_SHORT PROBLEM_
Wherever the string "realized" shows up in a line, count that line. Give the total alone.

_MATERIAL SUPPLIED_

☆ ☆ ☆ ☆ ☆ ☆ ☆

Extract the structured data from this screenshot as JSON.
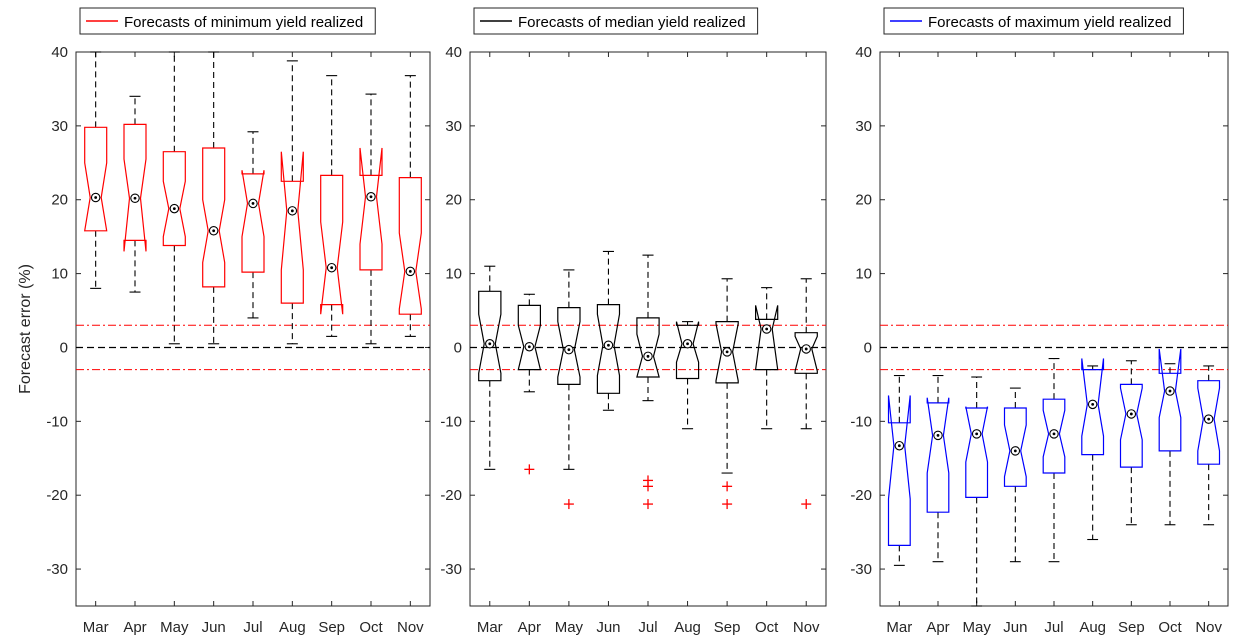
{
  "chart_data": [
    {
      "type": "box",
      "legend": "Forecasts of minimum yield realized",
      "color": "#ff0000",
      "ylabel": "Forecast error (%)",
      "ylim": [
        -35,
        40
      ],
      "yticks": [
        "-30",
        "-20",
        "-10",
        "0",
        "10",
        "20",
        "30",
        "40"
      ],
      "categories": [
        "Mar",
        "Apr",
        "May",
        "Jun",
        "Jul",
        "Aug",
        "Sep",
        "Oct",
        "Nov"
      ],
      "reference_lines": {
        "zero": 0,
        "band": [
          -3,
          3
        ]
      },
      "boxes": [
        {
          "month": "Mar",
          "lower_whisker": 8,
          "q1": 15.8,
          "notch_low": 15.8,
          "median": 20.3,
          "notch_high": 25,
          "q3": 29.8,
          "upper_whisker": 40,
          "outliers": []
        },
        {
          "month": "Apr",
          "lower_whisker": 7.5,
          "q1": 14.5,
          "notch_low": 13,
          "median": 20.2,
          "notch_high": 25.5,
          "q3": 30.2,
          "upper_whisker": 34,
          "outliers": []
        },
        {
          "month": "May",
          "lower_whisker": 0.5,
          "q1": 13.8,
          "notch_low": 15,
          "median": 18.8,
          "notch_high": 22.5,
          "q3": 26.5,
          "upper_whisker": 40,
          "outliers": []
        },
        {
          "month": "Jun",
          "lower_whisker": 0.5,
          "q1": 8.2,
          "notch_low": 11.5,
          "median": 15.8,
          "notch_high": 20,
          "q3": 27,
          "upper_whisker": 40,
          "outliers": []
        },
        {
          "month": "Jul",
          "lower_whisker": 4,
          "q1": 10.2,
          "notch_low": 15,
          "median": 19.5,
          "notch_high": 24,
          "q3": 23.5,
          "upper_whisker": 29.2,
          "outliers": []
        },
        {
          "month": "Aug",
          "lower_whisker": 0.5,
          "q1": 6,
          "notch_low": 10.5,
          "median": 18.5,
          "notch_high": 26.5,
          "q3": 22.5,
          "upper_whisker": 38.8,
          "outliers": []
        },
        {
          "month": "Sep",
          "lower_whisker": 1.5,
          "q1": 5.8,
          "notch_low": 4.5,
          "median": 10.8,
          "notch_high": 17,
          "q3": 23.3,
          "upper_whisker": 36.8,
          "outliers": []
        },
        {
          "month": "Oct",
          "lower_whisker": 0.5,
          "q1": 10.5,
          "notch_low": 14,
          "median": 20.4,
          "notch_high": 27,
          "q3": 23.3,
          "upper_whisker": 34.3,
          "outliers": []
        },
        {
          "month": "Nov",
          "lower_whisker": 1.5,
          "q1": 4.5,
          "notch_low": 5.2,
          "median": 10.3,
          "notch_high": 15.5,
          "q3": 23,
          "upper_whisker": 36.8,
          "outliers": []
        }
      ]
    },
    {
      "type": "box",
      "legend": "Forecasts of median yield realized",
      "color": "#000000",
      "ylabel": "",
      "ylim": [
        -35,
        40
      ],
      "yticks": [
        "-30",
        "-20",
        "-10",
        "0",
        "10",
        "20",
        "30",
        "40"
      ],
      "categories": [
        "Mar",
        "Apr",
        "May",
        "Jun",
        "Jul",
        "Aug",
        "Sep",
        "Oct",
        "Nov"
      ],
      "reference_lines": {
        "zero": 0,
        "band": [
          -3,
          3
        ]
      },
      "boxes": [
        {
          "month": "Mar",
          "lower_whisker": -16.5,
          "q1": -4.5,
          "notch_low": -3.5,
          "median": 0.5,
          "notch_high": 4.5,
          "q3": 7.6,
          "upper_whisker": 11,
          "outliers": []
        },
        {
          "month": "Apr",
          "lower_whisker": -6,
          "q1": -3,
          "notch_low": -3,
          "median": 0.1,
          "notch_high": 3,
          "q3": 5.7,
          "upper_whisker": 7.2,
          "outliers": [
            -16.5
          ]
        },
        {
          "month": "May",
          "lower_whisker": -16.5,
          "q1": -5,
          "notch_low": -4,
          "median": -0.3,
          "notch_high": 3.5,
          "q3": 5.4,
          "upper_whisker": 10.5,
          "outliers": [
            -21.2
          ]
        },
        {
          "month": "Jun",
          "lower_whisker": -8.5,
          "q1": -6.2,
          "notch_low": -3.8,
          "median": 0.3,
          "notch_high": 4.5,
          "q3": 5.8,
          "upper_whisker": 13,
          "outliers": []
        },
        {
          "month": "Jul",
          "lower_whisker": -7.2,
          "q1": -4,
          "notch_low": -4,
          "median": -1.2,
          "notch_high": 1.8,
          "q3": 4,
          "upper_whisker": 12.5,
          "outliers": [
            -18,
            -18.8,
            -21.2
          ]
        },
        {
          "month": "Aug",
          "lower_whisker": -11,
          "q1": -4.2,
          "notch_low": -2,
          "median": 0.5,
          "notch_high": 3.5,
          "q3": 3,
          "upper_whisker": 3.5,
          "outliers": []
        },
        {
          "month": "Sep",
          "lower_whisker": -17,
          "q1": -4.8,
          "notch_low": -4.5,
          "median": -0.6,
          "notch_high": 3.2,
          "q3": 3.5,
          "upper_whisker": 9.3,
          "outliers": [
            -18.8,
            -21.2
          ]
        },
        {
          "month": "Oct",
          "lower_whisker": -11,
          "q1": -3,
          "notch_low": -3,
          "median": 2.5,
          "notch_high": 5.7,
          "q3": 3.8,
          "upper_whisker": 8.1,
          "outliers": []
        },
        {
          "month": "Nov",
          "lower_whisker": -11,
          "q1": -3.5,
          "notch_low": -3.2,
          "median": -0.2,
          "notch_high": 1.5,
          "q3": 2,
          "upper_whisker": 9.3,
          "outliers": [
            -21.2
          ]
        }
      ]
    },
    {
      "type": "box",
      "legend": "Forecasts of maximum yield realized",
      "color": "#0000ff",
      "ylabel": "",
      "ylim": [
        -35,
        40
      ],
      "yticks": [
        "-30",
        "-20",
        "-10",
        "0",
        "10",
        "20",
        "30",
        "40"
      ],
      "categories": [
        "Mar",
        "Apr",
        "May",
        "Jun",
        "Jul",
        "Aug",
        "Sep",
        "Oct",
        "Nov"
      ],
      "reference_lines": {
        "zero": 0,
        "band": [
          -3,
          3
        ]
      },
      "boxes": [
        {
          "month": "Mar",
          "lower_whisker": -29.5,
          "q1": -26.8,
          "notch_low": -20.5,
          "median": -13.3,
          "notch_high": -6.5,
          "q3": -10.2,
          "upper_whisker": -3.8,
          "outliers": []
        },
        {
          "month": "Apr",
          "lower_whisker": -29,
          "q1": -22.3,
          "notch_low": -17,
          "median": -11.9,
          "notch_high": -6.8,
          "q3": -7.5,
          "upper_whisker": -3.8,
          "outliers": []
        },
        {
          "month": "May",
          "lower_whisker": -35,
          "q1": -20.3,
          "notch_low": -15.5,
          "median": -11.7,
          "notch_high": -8,
          "q3": -8.2,
          "upper_whisker": -4,
          "outliers": []
        },
        {
          "month": "Jun",
          "lower_whisker": -29,
          "q1": -18.8,
          "notch_low": -17.5,
          "median": -14,
          "notch_high": -10.5,
          "q3": -8.2,
          "upper_whisker": -5.5,
          "outliers": []
        },
        {
          "month": "Jul",
          "lower_whisker": -29,
          "q1": -17,
          "notch_low": -14.8,
          "median": -11.7,
          "notch_high": -8.5,
          "q3": -7,
          "upper_whisker": -1.5,
          "outliers": []
        },
        {
          "month": "Aug",
          "lower_whisker": -26,
          "q1": -14.5,
          "notch_low": -12,
          "median": -7.7,
          "notch_high": -1.5,
          "q3": -3,
          "upper_whisker": -2.5,
          "outliers": []
        },
        {
          "month": "Sep",
          "lower_whisker": -24,
          "q1": -16.2,
          "notch_low": -12.5,
          "median": -9,
          "notch_high": -5.5,
          "q3": -5,
          "upper_whisker": -1.8,
          "outliers": []
        },
        {
          "month": "Oct",
          "lower_whisker": -24,
          "q1": -14,
          "notch_low": -9.5,
          "median": -5.9,
          "notch_high": -0.2,
          "q3": -3.5,
          "upper_whisker": -2.2,
          "outliers": []
        },
        {
          "month": "Nov",
          "lower_whisker": -24,
          "q1": -15.8,
          "notch_low": -14,
          "median": -9.7,
          "notch_high": -5.5,
          "q3": -4.5,
          "upper_whisker": -2.5,
          "outliers": []
        }
      ]
    }
  ]
}
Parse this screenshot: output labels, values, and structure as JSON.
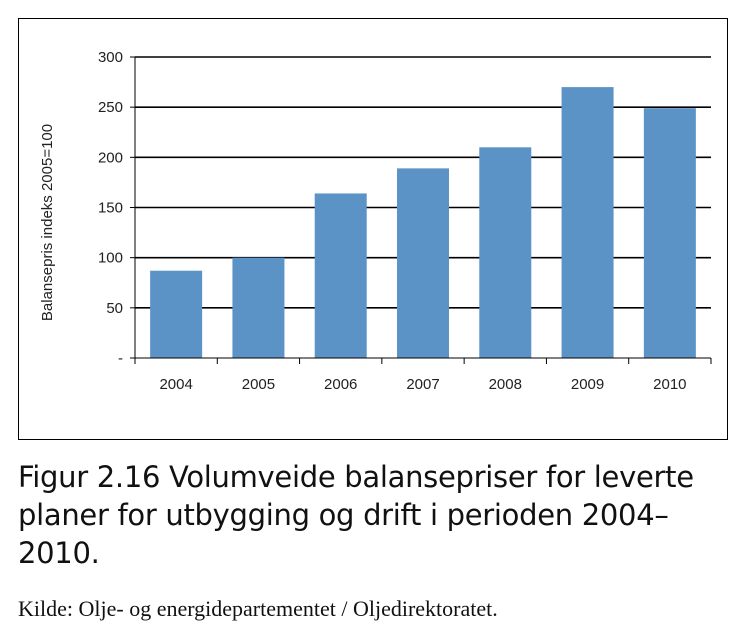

☆ ☆ ☆ ☆ ☆ ☆ ☆

_REPLY TO THE EXERCISE_
3